■ **YOUR INSTRUCTIONS**: Skip the pictures. Reproduce all other material exactly.

■ **RECORDS SUPPLIED**:
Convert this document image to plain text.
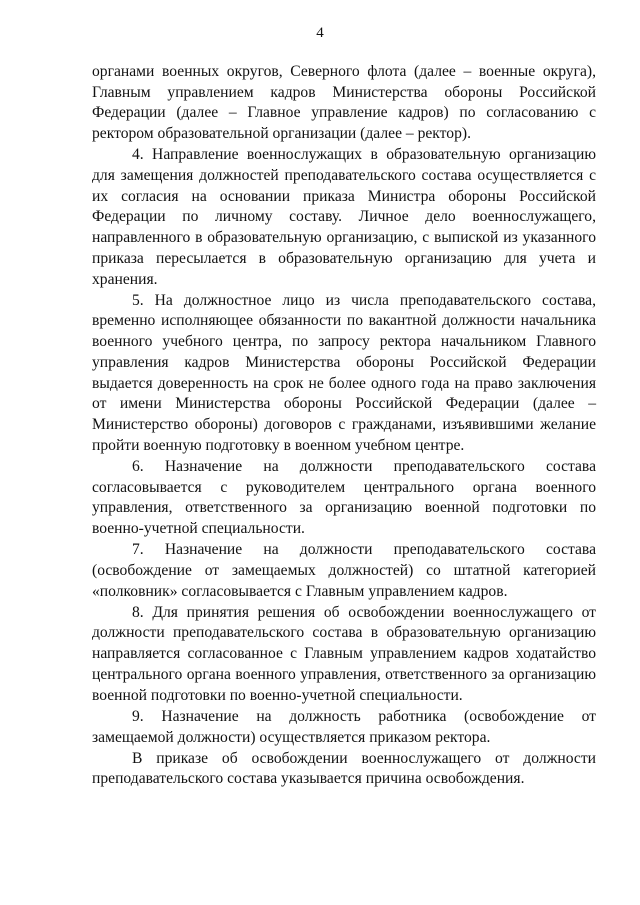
4

органами военных округов, Северного флота (далее – военные округа), Главным управлением кадров Министерства обороны Российской Федерации (далее – Главное управление кадров) по согласованию с ректором образовательной организации (далее – ректор).

4. Направление военнослужащих в образовательную организацию для замещения должностей преподавательского состава осуществляется с их согласия на основании приказа Министра обороны Российской Федерации по личному составу. Личное дело военнослужащего, направленного в образовательную организацию, с выпиской из указанного приказа пересылается в образовательную организацию для учета и хранения.

5. На должностное лицо из числа преподавательского состава, временно исполняющее обязанности по вакантной должности начальника военного учебного центра, по запросу ректора начальником Главного управления кадров Министерства обороны Российской Федерации выдается доверенность на срок не более одного года на право заключения от имени Министерства обороны Российской Федерации (далее – Министерство обороны) договоров с гражданами, изъявившими желание пройти военную подготовку в военном учебном центре.

6. Назначение на должности преподавательского состава согласовывается с руководителем центрального органа военного управления, ответственного за организацию военной подготовки по военно-учетной специальности.

7. Назначение на должности преподавательского состава (освобождение от замещаемых должностей) со штатной категорией «полковник» согласовывается с Главным управлением кадров.

8. Для принятия решения об освобождении военнослужащего от должности преподавательского состава в образовательную организацию направляется согласованное с Главным управлением кадров ходатайство центрального органа военного управления, ответственного за организацию военной подготовки по военно-учетной специальности.

9. Назначение на должность работника (освобождение от замещаемой должности) осуществляется приказом ректора.

В приказе об освобождении военнослужащего от должности преподавательского состава указывается причина освобождения.
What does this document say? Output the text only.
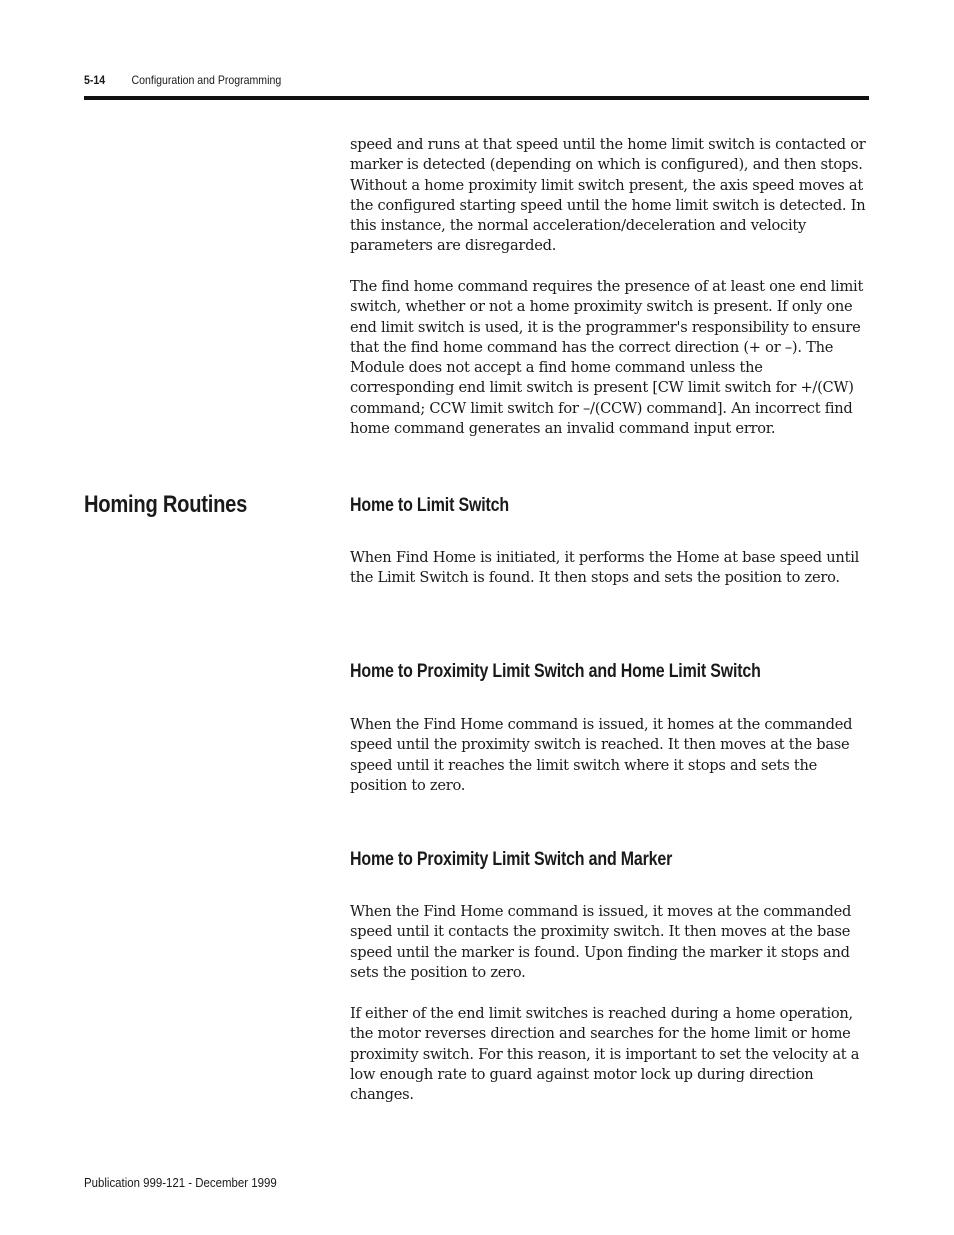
5-14 Configuration and Programming

speed and runs at that speed until the home limit switch is contacted or marker is detected (depending on which is configured), and then stops. Without a home proximity limit switch present, the axis speed moves at the configured starting speed until the home limit switch is detected. In this instance, the normal acceleration/deceleration and velocity parameters are disregarded.

The find home command requires the presence of at least one end limit switch, whether or not a home proximity switch is present. If only one end limit switch is used, it is the programmer's responsibility to ensure that the find home command has the correct direction (+ or –). The Module does not accept a find home command unless the corresponding end limit switch is present [CW limit switch for +/(CW) command; CCW limit switch for –/(CCW) command]. An incorrect find home command generates an invalid command input error.

Homing Routines	Home to Limit Switch

When Find Home is initiated, it performs the Home at base speed until the Limit Switch is found. It then stops and sets the position to zero.

Home to Proximity Limit Switch and Home Limit Switch

When the Find Home command is issued, it homes at the commanded speed until the proximity switch is reached. It then moves at the base speed until it reaches the limit switch where it stops and sets the position to zero.

Home to Proximity Limit Switch and Marker

When the Find Home command is issued, it moves at the commanded speed until it contacts the proximity switch. It then moves at the base speed until the marker is found. Upon finding the marker it stops and sets the position to zero.

If either of the end limit switches is reached during a home operation, the motor reverses direction and searches for the home limit or home proximity switch. For this reason, it is important to set the velocity at a low enough rate to guard against motor lock up during direction changes.

Publication 999-121 - December 1999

■ **WRITTEN RESPONSE**:
Convert this document image to plain text.
4

органами военных округов, Северного флота (далее – военные округа), Главным управлением кадров Министерства обороны Российской Федерации (далее – Главное управление кадров) по согласованию с ректором образовательной организации (далее – ректор).

4. Направление военнослужащих в образовательную организацию для замещения должностей преподавательского состава осуществляется с их согласия на основании приказа Министра обороны Российской Федерации по личному составу. Личное дело военнослужащего, направленного в образовательную организацию, с выпиской из указанного приказа пересылается в образовательную организацию для учета и хранения.

5. На должностное лицо из числа преподавательского состава, временно исполняющее обязанности по вакантной должности начальника военного учебного центра, по запросу ректора начальником Главного управления кадров Министерства обороны Российской Федерации выдается доверенность на срок не более одного года на право заключения от имени Министерства обороны Российской Федерации (далее – Министерство обороны) договоров с гражданами, изъявившими желание пройти военную подготовку в военном учебном центре.

6. Назначение на должности преподавательского состава согласовывается с руководителем центрального органа военного управления, ответственного за организацию военной подготовки по военно-учетной специальности.

7. Назначение на должности преподавательского состава (освобождение от замещаемых должностей) со штатной категорией «полковник» согласовывается с Главным управлением кадров.

8. Для принятия решения об освобождении военнослужащего от должности преподавательского состава в образовательную организацию направляется согласованное с Главным управлением кадров ходатайство центрального органа военного управления, ответственного за организацию военной подготовки по военно-учетной специальности.

9. Назначение на должность работника (освобождение от замещаемой должности) осуществляется приказом ректора.

В приказе об освобождении военнослужащего от должности преподавательского состава указывается причина освобождения.
What does this document say? Output the text only.
5-14 Configuration and Programming

speed and runs at that speed until the home limit switch is contacted or marker is detected (depending on which is configured), and then stops. Without a home proximity limit switch present, the axis speed moves at the configured starting speed until the home limit switch is detected. In this instance, the normal acceleration/deceleration and velocity parameters are disregarded.

The find home command requires the presence of at least one end limit switch, whether or not a home proximity switch is present. If only one end limit switch is used, it is the programmer's responsibility to ensure that the find home command has the correct direction (+ or –). The Module does not accept a find home command unless the corresponding end limit switch is present [CW limit switch for +/(CW) command; CCW limit switch for –/(CCW) command]. An incorrect find home command generates an invalid command input error.

Homing Routines	Home to Limit Switch

When Find Home is initiated, it performs the Home at base speed until the Limit Switch is found. It then stops and sets the position to zero.

Home to Proximity Limit Switch and Home Limit Switch

When the Find Home command is issued, it homes at the commanded speed until the proximity switch is reached. It then moves at the base speed until it reaches the limit switch where it stops and sets the position to zero.

Home to Proximity Limit Switch and Marker

When the Find Home command is issued, it moves at the commanded speed until it contacts the proximity switch. It then moves at the base speed until the marker is found. Upon finding the marker it stops and sets the position to zero.

If either of the end limit switches is reached during a home operation, the motor reverses direction and searches for the home limit or home proximity switch. For this reason, it is important to set the velocity at a low enough rate to guard against motor lock up during direction changes.

Publication 999-121 - December 1999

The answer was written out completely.